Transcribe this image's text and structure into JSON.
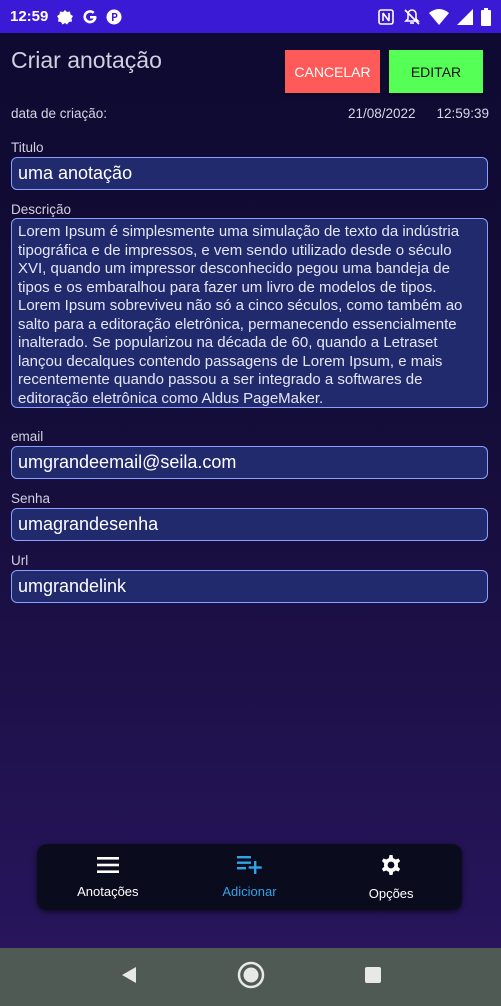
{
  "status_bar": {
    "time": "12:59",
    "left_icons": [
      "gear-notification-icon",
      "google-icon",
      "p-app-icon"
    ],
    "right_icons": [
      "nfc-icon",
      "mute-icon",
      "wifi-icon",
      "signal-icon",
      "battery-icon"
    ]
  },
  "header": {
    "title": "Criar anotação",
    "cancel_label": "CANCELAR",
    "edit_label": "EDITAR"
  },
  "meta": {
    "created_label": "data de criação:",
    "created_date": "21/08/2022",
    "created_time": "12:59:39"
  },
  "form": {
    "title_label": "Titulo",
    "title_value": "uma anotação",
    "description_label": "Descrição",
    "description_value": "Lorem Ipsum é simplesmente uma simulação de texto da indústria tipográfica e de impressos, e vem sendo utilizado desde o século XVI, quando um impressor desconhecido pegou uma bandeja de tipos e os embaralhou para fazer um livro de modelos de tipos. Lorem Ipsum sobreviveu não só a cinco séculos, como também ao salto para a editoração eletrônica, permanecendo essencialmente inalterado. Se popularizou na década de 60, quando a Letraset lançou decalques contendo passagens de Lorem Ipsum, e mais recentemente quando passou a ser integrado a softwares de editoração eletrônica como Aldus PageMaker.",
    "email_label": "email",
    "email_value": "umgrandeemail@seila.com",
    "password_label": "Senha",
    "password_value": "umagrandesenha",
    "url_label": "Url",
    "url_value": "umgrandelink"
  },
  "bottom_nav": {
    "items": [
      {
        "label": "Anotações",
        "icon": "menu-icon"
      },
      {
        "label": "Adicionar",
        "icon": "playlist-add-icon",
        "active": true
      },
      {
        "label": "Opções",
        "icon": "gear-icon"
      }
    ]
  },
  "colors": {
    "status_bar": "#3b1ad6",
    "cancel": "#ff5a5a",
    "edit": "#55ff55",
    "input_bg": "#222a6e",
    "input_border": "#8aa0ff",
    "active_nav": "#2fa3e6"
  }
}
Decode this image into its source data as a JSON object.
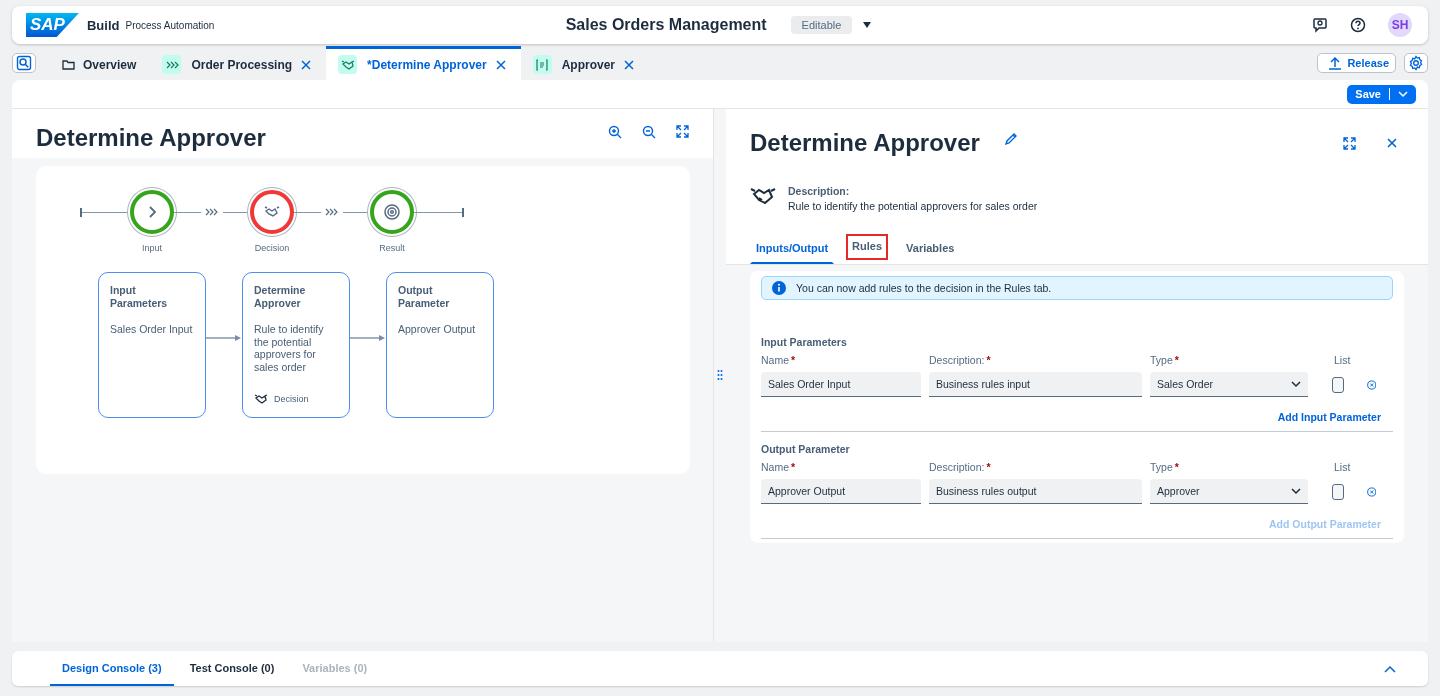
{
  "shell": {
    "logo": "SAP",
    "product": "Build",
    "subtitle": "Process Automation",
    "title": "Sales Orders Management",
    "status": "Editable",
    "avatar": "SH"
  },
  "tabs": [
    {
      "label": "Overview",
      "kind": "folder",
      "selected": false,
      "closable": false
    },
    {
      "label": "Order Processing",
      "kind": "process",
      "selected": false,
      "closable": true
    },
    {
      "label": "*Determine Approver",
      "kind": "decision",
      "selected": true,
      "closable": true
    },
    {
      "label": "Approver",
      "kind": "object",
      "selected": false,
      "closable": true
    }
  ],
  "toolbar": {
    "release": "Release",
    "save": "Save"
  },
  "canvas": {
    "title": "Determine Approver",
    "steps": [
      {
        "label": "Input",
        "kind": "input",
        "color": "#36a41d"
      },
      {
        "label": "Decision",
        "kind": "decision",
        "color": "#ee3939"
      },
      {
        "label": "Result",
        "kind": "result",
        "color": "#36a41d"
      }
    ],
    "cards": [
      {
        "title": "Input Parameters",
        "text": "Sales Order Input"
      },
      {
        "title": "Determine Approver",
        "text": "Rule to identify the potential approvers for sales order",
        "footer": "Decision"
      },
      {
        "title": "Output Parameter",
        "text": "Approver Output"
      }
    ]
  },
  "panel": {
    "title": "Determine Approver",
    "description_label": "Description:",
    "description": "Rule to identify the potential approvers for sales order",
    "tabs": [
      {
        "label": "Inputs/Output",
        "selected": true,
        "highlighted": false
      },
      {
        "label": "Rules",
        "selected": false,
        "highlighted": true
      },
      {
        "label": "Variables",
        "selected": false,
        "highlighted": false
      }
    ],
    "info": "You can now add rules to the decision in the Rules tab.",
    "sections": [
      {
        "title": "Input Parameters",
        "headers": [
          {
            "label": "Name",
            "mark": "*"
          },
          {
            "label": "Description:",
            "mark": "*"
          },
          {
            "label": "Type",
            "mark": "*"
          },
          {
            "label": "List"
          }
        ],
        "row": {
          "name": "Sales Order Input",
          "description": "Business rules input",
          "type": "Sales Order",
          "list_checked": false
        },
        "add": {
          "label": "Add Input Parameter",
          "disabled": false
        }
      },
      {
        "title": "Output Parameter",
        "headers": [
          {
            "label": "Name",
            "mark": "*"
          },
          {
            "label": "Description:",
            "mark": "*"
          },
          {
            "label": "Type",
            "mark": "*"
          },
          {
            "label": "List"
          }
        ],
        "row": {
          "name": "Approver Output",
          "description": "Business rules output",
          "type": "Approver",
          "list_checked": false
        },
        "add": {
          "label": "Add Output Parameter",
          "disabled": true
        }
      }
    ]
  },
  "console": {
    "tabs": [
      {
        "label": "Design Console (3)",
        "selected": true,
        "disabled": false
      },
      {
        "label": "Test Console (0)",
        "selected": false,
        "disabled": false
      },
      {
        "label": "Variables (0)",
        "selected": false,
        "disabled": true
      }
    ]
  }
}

---*---

# [Exercise instructions]
Write out every line of the listing that holds the word "potential".

# [Result for this exercise]
        "text": "Rule to identify the potential approvers for sales order",
    "description": "Rule to identify the potential approvers for sales order",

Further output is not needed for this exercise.